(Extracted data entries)
--------------------------------------------------

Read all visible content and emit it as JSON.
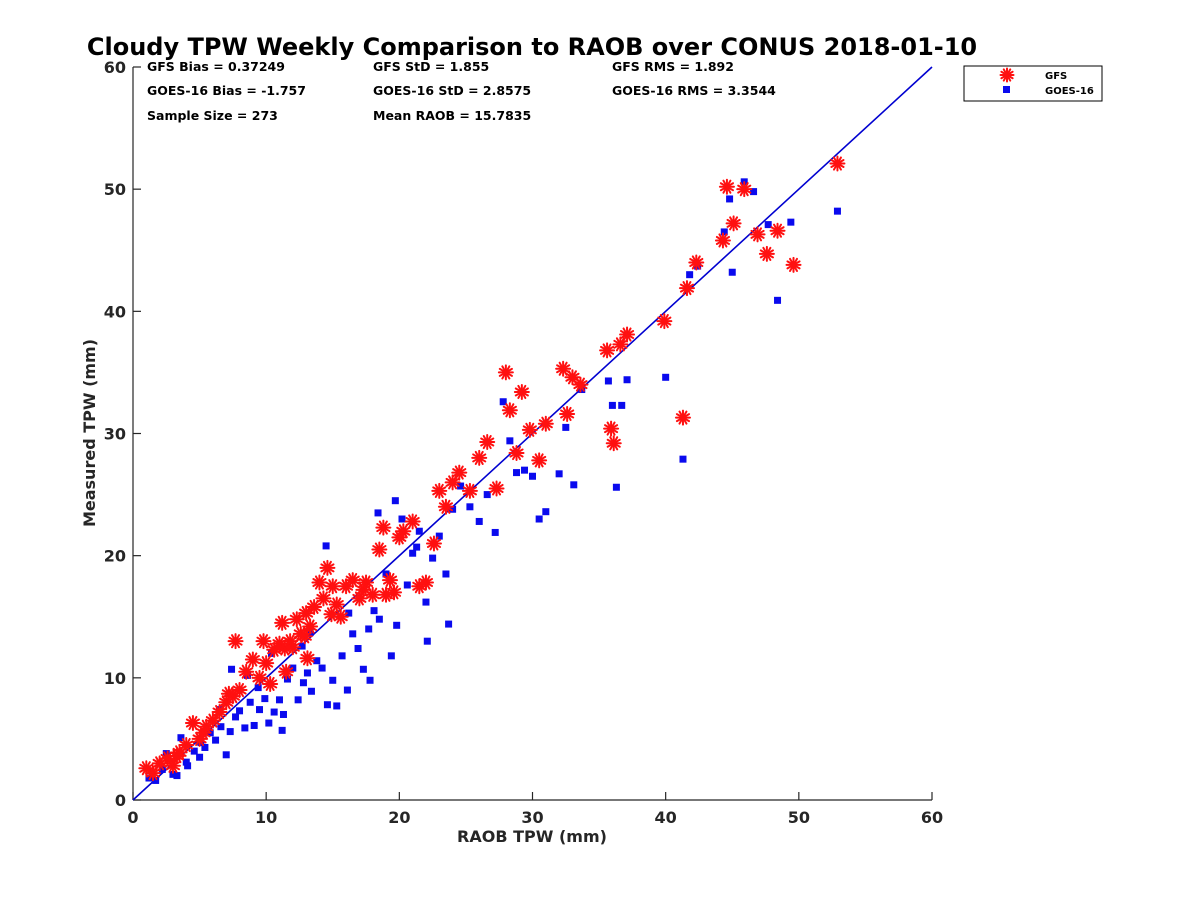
{
  "chart_data": {
    "type": "scatter",
    "title": "Cloudy TPW Weekly Comparison to RAOB over CONUS 2018-01-10",
    "xlabel": "RAOB TPW (mm)",
    "ylabel": "Measured TPW (mm)",
    "xlim": [
      0,
      60
    ],
    "ylim": [
      0,
      60
    ],
    "xticks": [
      "0",
      "10",
      "20",
      "30",
      "40",
      "50",
      "60"
    ],
    "yticks": [
      "0",
      "10",
      "20",
      "30",
      "40",
      "50",
      "60"
    ],
    "reference_line": {
      "from": [
        0,
        0
      ],
      "to": [
        60,
        60
      ],
      "color": "#0000d0"
    },
    "legend_position": "upper-right-outside",
    "stats": {
      "gfs_bias": "GFS Bias = 0.37249",
      "gfs_std": "GFS StD = 1.855",
      "gfs_rms": "GFS RMS = 1.892",
      "goes_bias": "GOES-16 Bias = -1.757",
      "goes_std": "GOES-16 StD = 2.8575",
      "goes_rms": "GOES-16 RMS = 3.3544",
      "sample_size": "Sample Size = 273",
      "mean_raob": "Mean RAOB = 15.7835"
    },
    "series": [
      {
        "name": "GFS",
        "marker": "asterisk",
        "color": "#ff1010",
        "points": [
          [
            1.0,
            2.6
          ],
          [
            1.5,
            2.2
          ],
          [
            2.0,
            3.0
          ],
          [
            2.6,
            3.4
          ],
          [
            3.0,
            2.8
          ],
          [
            3.5,
            3.9
          ],
          [
            4.0,
            4.5
          ],
          [
            4.5,
            6.3
          ],
          [
            5.0,
            5.0
          ],
          [
            5.5,
            6.0
          ],
          [
            6.0,
            6.5
          ],
          [
            6.5,
            7.2
          ],
          [
            7.0,
            8.0
          ],
          [
            7.5,
            8.5
          ],
          [
            7.7,
            13.0
          ],
          [
            8.0,
            9.0
          ],
          [
            8.5,
            10.5
          ],
          [
            9.0,
            11.5
          ],
          [
            9.5,
            10.0
          ],
          [
            9.8,
            13.0
          ],
          [
            10.0,
            11.2
          ],
          [
            10.3,
            9.5
          ],
          [
            10.6,
            12.3
          ],
          [
            11.0,
            12.8
          ],
          [
            11.2,
            14.5
          ],
          [
            11.5,
            10.5
          ],
          [
            11.8,
            13.0
          ],
          [
            12.0,
            12.5
          ],
          [
            12.3,
            14.8
          ],
          [
            12.6,
            13.6
          ],
          [
            13.0,
            15.3
          ],
          [
            13.3,
            14.2
          ],
          [
            13.6,
            15.8
          ],
          [
            14.0,
            17.8
          ],
          [
            14.3,
            16.5
          ],
          [
            14.6,
            19.0
          ],
          [
            15.0,
            17.5
          ],
          [
            15.3,
            16.0
          ],
          [
            15.6,
            15.0
          ],
          [
            16.0,
            17.5
          ],
          [
            16.5,
            18.0
          ],
          [
            17.0,
            16.5
          ],
          [
            17.5,
            17.8
          ],
          [
            18.0,
            16.8
          ],
          [
            18.5,
            20.5
          ],
          [
            18.8,
            22.3
          ],
          [
            19.3,
            18.0
          ],
          [
            19.6,
            17.0
          ],
          [
            20.0,
            21.5
          ],
          [
            20.3,
            22.0
          ],
          [
            21.0,
            22.8
          ],
          [
            21.5,
            17.5
          ],
          [
            22.0,
            17.8
          ],
          [
            22.6,
            21.0
          ],
          [
            23.0,
            25.3
          ],
          [
            23.5,
            24.0
          ],
          [
            24.0,
            26.0
          ],
          [
            24.5,
            26.8
          ],
          [
            25.3,
            25.3
          ],
          [
            26.0,
            28.0
          ],
          [
            26.6,
            29.3
          ],
          [
            27.3,
            25.5
          ],
          [
            28.0,
            35.0
          ],
          [
            28.3,
            31.9
          ],
          [
            28.8,
            28.4
          ],
          [
            29.2,
            33.4
          ],
          [
            29.8,
            30.3
          ],
          [
            30.5,
            27.8
          ],
          [
            31.0,
            30.8
          ],
          [
            32.3,
            35.3
          ],
          [
            32.6,
            31.6
          ],
          [
            33.0,
            34.6
          ],
          [
            33.6,
            34.0
          ],
          [
            35.6,
            36.8
          ],
          [
            35.9,
            30.4
          ],
          [
            36.1,
            29.2
          ],
          [
            36.6,
            37.3
          ],
          [
            37.1,
            38.1
          ],
          [
            39.9,
            39.2
          ],
          [
            41.3,
            31.3
          ],
          [
            41.6,
            41.9
          ],
          [
            42.3,
            44.0
          ],
          [
            44.3,
            45.8
          ],
          [
            44.6,
            50.2
          ],
          [
            45.1,
            47.2
          ],
          [
            45.9,
            50.0
          ],
          [
            46.9,
            46.3
          ],
          [
            47.6,
            44.7
          ],
          [
            48.4,
            46.6
          ],
          [
            49.6,
            43.8
          ],
          [
            52.9,
            52.1
          ],
          [
            5.3,
            5.5
          ],
          [
            3.3,
            3.6
          ],
          [
            7.2,
            8.7
          ],
          [
            11.4,
            12.4
          ],
          [
            12.9,
            13.4
          ],
          [
            14.9,
            15.2
          ],
          [
            17.3,
            17.2
          ],
          [
            19.0,
            16.8
          ],
          [
            13.1,
            11.6
          ]
        ]
      },
      {
        "name": "GOES-16",
        "marker": "square",
        "color": "#0a0aee",
        "points": [
          [
            1.2,
            1.8
          ],
          [
            1.7,
            1.6
          ],
          [
            2.2,
            2.5
          ],
          [
            2.5,
            3.8
          ],
          [
            3.0,
            2.1
          ],
          [
            3.3,
            2.0
          ],
          [
            3.6,
            5.1
          ],
          [
            4.1,
            2.8
          ],
          [
            4.6,
            4.0
          ],
          [
            5.0,
            3.5
          ],
          [
            5.4,
            4.3
          ],
          [
            5.8,
            5.5
          ],
          [
            6.2,
            4.9
          ],
          [
            6.6,
            6.0
          ],
          [
            7.0,
            3.7
          ],
          [
            7.3,
            5.6
          ],
          [
            7.7,
            6.8
          ],
          [
            8.0,
            7.3
          ],
          [
            8.4,
            5.9
          ],
          [
            8.8,
            8.0
          ],
          [
            9.1,
            6.1
          ],
          [
            9.5,
            7.4
          ],
          [
            9.9,
            8.3
          ],
          [
            10.2,
            6.3
          ],
          [
            10.6,
            7.2
          ],
          [
            11.0,
            8.2
          ],
          [
            11.3,
            7.0
          ],
          [
            11.6,
            9.9
          ],
          [
            12.0,
            10.8
          ],
          [
            12.4,
            8.2
          ],
          [
            12.8,
            9.6
          ],
          [
            13.1,
            10.4
          ],
          [
            13.4,
            8.9
          ],
          [
            13.8,
            11.4
          ],
          [
            14.2,
            10.8
          ],
          [
            14.6,
            7.8
          ],
          [
            15.0,
            9.8
          ],
          [
            15.3,
            7.7
          ],
          [
            15.7,
            11.8
          ],
          [
            16.1,
            9.0
          ],
          [
            16.5,
            13.6
          ],
          [
            16.9,
            12.4
          ],
          [
            17.3,
            10.7
          ],
          [
            17.7,
            14.0
          ],
          [
            18.1,
            15.5
          ],
          [
            18.5,
            14.8
          ],
          [
            19.0,
            18.5
          ],
          [
            19.4,
            11.8
          ],
          [
            19.8,
            14.3
          ],
          [
            20.2,
            23.0
          ],
          [
            20.6,
            17.6
          ],
          [
            21.0,
            20.2
          ],
          [
            21.5,
            22.0
          ],
          [
            22.0,
            16.2
          ],
          [
            22.5,
            19.8
          ],
          [
            23.0,
            21.6
          ],
          [
            23.5,
            18.5
          ],
          [
            24.0,
            23.8
          ],
          [
            24.6,
            25.7
          ],
          [
            25.3,
            24.0
          ],
          [
            26.0,
            22.8
          ],
          [
            26.6,
            25.0
          ],
          [
            27.2,
            21.9
          ],
          [
            27.8,
            32.6
          ],
          [
            28.3,
            29.4
          ],
          [
            28.8,
            26.8
          ],
          [
            29.4,
            27.0
          ],
          [
            30.0,
            26.5
          ],
          [
            30.5,
            23.0
          ],
          [
            31.0,
            23.6
          ],
          [
            32.0,
            26.7
          ],
          [
            32.5,
            30.5
          ],
          [
            33.1,
            25.8
          ],
          [
            33.7,
            33.6
          ],
          [
            35.7,
            34.3
          ],
          [
            36.0,
            32.3
          ],
          [
            36.3,
            25.6
          ],
          [
            36.7,
            32.3
          ],
          [
            37.1,
            34.4
          ],
          [
            40.0,
            34.6
          ],
          [
            41.3,
            27.9
          ],
          [
            41.8,
            43.0
          ],
          [
            42.4,
            43.7
          ],
          [
            44.4,
            46.5
          ],
          [
            44.8,
            49.2
          ],
          [
            45.0,
            43.2
          ],
          [
            45.9,
            50.6
          ],
          [
            46.6,
            49.8
          ],
          [
            47.7,
            47.1
          ],
          [
            48.4,
            40.9
          ],
          [
            49.4,
            47.3
          ],
          [
            52.9,
            48.2
          ],
          [
            6.5,
            7.4
          ],
          [
            8.6,
            10.2
          ],
          [
            11.2,
            5.7
          ],
          [
            12.7,
            12.6
          ],
          [
            14.5,
            20.8
          ],
          [
            18.4,
            23.5
          ],
          [
            22.1,
            13.0
          ],
          [
            23.7,
            14.4
          ],
          [
            19.7,
            24.5
          ],
          [
            10.4,
            12.0
          ],
          [
            13.3,
            13.7
          ],
          [
            9.4,
            9.2
          ],
          [
            7.4,
            10.7
          ],
          [
            5.1,
            4.7
          ],
          [
            16.2,
            15.3
          ],
          [
            4.0,
            3.1
          ],
          [
            21.3,
            20.7
          ],
          [
            17.8,
            9.8
          ]
        ]
      }
    ]
  }
}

--------------------------------------------------

Exercise brief: Using the listing above, say how many of its lines contain the string "color", giving nothing but the figure.

Output of the exercise: 3